= GOAL OF THE EXERCISE =
In the material below, count the lines with the word "truth" and state that number only.

--- RECORDS PROVIDED ---

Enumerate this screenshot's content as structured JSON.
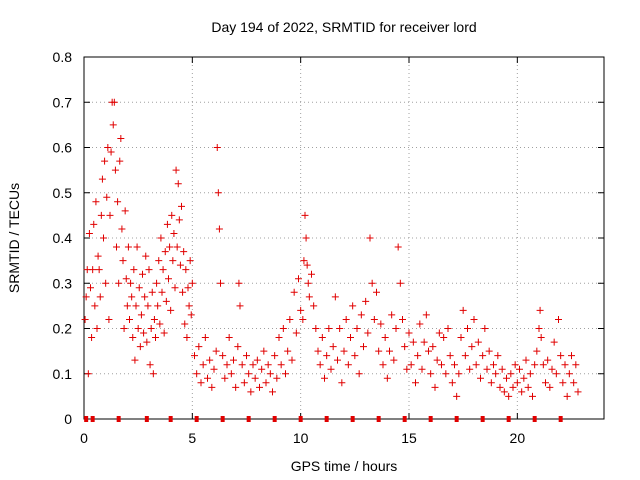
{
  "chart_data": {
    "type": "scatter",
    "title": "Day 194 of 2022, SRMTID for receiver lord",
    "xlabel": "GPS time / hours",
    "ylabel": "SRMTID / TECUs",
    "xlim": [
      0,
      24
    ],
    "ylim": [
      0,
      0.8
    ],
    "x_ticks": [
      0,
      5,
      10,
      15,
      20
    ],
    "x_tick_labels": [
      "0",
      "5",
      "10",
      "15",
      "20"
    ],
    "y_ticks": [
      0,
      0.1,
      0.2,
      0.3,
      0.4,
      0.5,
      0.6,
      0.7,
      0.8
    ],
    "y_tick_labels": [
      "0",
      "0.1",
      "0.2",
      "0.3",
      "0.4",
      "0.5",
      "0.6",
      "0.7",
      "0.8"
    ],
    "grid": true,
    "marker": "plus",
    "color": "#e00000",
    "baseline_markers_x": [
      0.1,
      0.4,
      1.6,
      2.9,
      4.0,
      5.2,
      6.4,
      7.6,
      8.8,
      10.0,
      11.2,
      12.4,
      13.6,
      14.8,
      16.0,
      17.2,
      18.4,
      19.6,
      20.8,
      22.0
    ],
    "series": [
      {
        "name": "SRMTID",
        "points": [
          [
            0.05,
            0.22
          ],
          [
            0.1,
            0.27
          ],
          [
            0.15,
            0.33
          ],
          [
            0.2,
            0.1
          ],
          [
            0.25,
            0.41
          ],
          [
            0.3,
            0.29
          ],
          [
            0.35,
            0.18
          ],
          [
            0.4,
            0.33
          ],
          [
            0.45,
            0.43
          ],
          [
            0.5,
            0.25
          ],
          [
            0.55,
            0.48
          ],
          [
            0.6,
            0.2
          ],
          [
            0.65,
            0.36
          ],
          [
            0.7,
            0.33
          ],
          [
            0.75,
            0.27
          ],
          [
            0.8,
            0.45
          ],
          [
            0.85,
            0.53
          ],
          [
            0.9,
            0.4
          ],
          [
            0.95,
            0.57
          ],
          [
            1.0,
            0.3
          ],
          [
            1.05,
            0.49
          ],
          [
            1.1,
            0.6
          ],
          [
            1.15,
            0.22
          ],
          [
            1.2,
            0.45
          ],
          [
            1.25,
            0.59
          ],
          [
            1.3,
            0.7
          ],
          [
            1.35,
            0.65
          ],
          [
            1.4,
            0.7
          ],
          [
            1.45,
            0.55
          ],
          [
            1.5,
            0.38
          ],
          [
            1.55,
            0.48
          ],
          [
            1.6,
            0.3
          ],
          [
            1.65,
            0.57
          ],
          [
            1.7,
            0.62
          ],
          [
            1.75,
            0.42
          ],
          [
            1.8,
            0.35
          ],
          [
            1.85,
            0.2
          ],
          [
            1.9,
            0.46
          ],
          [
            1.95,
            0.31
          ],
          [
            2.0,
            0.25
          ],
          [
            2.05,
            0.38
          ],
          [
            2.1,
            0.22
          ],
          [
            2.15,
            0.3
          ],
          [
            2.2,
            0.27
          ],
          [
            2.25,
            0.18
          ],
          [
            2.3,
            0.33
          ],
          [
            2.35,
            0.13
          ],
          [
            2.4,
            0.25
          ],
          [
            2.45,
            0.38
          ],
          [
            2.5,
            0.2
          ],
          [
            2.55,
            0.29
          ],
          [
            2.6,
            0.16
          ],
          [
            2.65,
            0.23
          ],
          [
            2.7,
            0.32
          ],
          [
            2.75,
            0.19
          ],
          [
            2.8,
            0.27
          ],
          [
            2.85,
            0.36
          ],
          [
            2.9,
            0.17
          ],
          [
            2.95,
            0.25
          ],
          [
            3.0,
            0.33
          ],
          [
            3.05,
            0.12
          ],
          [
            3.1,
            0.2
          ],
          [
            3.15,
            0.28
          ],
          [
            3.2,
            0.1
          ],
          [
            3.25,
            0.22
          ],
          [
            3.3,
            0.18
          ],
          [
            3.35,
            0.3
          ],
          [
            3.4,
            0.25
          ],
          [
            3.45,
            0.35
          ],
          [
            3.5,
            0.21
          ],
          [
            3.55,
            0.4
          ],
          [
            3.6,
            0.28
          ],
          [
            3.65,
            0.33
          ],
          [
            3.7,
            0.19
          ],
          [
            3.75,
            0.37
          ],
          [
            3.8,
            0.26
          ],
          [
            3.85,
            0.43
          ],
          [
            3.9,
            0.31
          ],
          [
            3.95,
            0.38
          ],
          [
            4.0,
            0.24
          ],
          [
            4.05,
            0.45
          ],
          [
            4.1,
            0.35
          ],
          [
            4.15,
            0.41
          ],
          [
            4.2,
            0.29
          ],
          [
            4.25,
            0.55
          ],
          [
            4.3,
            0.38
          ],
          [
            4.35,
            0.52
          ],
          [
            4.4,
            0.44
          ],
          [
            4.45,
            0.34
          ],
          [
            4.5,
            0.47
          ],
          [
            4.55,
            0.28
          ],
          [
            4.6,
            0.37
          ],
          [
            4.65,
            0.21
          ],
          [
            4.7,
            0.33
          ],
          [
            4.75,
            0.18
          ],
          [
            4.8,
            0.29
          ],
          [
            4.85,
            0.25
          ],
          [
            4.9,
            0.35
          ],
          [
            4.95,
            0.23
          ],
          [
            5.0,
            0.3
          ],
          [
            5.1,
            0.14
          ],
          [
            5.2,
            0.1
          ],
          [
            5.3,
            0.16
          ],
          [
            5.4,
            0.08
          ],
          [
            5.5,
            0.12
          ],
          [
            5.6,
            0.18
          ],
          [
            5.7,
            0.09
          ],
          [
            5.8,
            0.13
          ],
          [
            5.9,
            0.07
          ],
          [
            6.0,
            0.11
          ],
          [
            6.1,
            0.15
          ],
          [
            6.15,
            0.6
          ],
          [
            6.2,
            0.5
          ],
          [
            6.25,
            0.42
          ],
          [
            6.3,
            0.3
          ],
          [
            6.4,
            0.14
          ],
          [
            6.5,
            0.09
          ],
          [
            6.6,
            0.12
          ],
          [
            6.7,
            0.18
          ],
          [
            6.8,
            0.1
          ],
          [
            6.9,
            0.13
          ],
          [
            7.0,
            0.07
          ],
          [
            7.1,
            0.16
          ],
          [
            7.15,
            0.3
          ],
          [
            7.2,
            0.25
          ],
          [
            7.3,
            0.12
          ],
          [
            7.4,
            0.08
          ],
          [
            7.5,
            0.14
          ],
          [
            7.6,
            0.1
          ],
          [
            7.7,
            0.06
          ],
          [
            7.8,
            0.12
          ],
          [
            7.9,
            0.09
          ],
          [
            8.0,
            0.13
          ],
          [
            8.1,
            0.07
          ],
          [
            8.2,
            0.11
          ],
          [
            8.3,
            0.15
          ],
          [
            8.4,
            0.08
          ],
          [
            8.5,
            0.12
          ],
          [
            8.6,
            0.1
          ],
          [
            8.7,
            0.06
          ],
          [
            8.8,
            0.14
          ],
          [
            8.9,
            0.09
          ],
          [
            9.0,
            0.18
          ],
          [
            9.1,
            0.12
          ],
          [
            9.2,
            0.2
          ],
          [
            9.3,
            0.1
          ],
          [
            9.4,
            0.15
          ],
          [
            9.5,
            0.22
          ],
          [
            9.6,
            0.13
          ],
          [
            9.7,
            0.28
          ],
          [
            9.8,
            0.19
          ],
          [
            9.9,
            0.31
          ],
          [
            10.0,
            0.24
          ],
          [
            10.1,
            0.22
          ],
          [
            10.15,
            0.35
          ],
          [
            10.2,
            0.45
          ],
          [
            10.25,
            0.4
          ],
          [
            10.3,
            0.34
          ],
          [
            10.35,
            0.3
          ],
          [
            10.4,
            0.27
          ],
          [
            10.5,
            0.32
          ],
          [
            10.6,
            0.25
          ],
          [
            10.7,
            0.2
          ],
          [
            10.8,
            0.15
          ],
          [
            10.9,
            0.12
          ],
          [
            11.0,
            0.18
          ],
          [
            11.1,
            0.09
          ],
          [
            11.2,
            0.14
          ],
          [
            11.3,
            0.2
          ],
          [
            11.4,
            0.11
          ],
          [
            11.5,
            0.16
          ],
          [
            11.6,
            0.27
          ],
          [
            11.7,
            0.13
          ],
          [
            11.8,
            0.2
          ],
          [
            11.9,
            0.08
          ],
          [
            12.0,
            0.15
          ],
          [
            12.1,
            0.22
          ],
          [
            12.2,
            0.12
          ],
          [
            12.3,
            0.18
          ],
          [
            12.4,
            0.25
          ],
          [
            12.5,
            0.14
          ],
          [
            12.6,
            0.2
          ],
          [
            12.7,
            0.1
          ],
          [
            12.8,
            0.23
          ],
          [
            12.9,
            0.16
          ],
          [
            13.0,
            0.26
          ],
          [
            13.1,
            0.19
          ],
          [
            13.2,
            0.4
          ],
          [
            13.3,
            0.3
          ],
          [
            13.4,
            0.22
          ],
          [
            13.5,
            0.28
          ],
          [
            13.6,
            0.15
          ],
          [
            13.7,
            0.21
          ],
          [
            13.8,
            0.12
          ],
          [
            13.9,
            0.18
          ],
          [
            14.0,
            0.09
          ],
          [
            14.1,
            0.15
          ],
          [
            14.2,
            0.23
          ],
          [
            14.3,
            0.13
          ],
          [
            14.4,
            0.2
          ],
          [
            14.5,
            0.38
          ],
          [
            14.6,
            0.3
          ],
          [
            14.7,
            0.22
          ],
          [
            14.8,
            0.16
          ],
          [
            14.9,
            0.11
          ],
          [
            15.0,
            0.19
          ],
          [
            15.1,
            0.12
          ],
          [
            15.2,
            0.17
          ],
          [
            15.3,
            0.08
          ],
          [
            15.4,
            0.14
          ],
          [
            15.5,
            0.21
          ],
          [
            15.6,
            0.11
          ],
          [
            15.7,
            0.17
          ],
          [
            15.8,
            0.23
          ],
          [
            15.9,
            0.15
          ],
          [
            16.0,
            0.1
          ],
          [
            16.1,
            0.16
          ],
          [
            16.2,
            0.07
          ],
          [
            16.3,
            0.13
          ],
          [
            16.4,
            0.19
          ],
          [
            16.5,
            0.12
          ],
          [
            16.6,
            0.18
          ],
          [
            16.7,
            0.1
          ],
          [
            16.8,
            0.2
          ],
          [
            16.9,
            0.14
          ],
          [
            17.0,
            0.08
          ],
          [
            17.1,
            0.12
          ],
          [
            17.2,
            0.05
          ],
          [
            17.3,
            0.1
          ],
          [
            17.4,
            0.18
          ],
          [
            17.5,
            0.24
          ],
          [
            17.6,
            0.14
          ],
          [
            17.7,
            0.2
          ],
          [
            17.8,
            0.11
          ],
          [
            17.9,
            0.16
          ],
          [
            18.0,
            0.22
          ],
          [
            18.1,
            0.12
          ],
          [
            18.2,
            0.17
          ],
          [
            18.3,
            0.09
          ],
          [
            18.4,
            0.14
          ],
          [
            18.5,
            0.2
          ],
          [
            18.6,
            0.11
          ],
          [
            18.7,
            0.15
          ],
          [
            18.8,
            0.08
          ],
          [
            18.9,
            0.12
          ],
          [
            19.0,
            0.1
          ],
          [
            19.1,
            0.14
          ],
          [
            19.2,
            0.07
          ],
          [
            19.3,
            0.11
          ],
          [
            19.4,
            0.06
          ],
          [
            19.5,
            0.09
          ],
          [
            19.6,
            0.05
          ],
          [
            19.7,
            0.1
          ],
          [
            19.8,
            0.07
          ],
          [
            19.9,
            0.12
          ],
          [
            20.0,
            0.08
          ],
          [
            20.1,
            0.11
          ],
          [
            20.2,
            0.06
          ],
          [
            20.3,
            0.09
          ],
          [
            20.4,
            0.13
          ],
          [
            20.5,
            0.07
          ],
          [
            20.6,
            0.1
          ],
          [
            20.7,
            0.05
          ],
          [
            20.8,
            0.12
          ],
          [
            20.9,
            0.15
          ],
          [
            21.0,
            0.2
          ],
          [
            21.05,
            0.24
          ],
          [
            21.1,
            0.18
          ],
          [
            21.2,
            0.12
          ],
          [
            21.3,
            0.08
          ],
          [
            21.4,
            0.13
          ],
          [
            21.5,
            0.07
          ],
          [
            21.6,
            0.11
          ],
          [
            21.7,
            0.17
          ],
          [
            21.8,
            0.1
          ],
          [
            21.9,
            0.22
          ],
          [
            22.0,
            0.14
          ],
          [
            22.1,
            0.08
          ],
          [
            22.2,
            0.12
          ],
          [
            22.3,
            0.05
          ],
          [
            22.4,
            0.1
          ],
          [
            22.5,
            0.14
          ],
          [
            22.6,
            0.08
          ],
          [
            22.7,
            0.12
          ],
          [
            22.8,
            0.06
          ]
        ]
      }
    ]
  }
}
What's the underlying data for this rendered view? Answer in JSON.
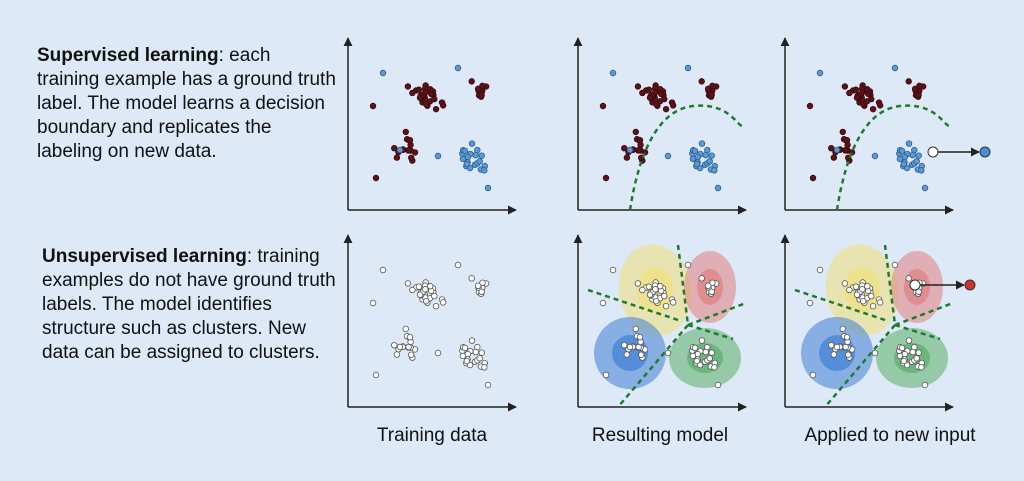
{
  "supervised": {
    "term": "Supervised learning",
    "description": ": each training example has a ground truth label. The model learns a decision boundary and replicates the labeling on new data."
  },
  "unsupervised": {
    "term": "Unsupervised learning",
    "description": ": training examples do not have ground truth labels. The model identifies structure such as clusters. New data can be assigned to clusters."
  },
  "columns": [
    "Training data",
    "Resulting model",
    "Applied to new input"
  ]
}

---

= EXERCISE RESPONSE =
2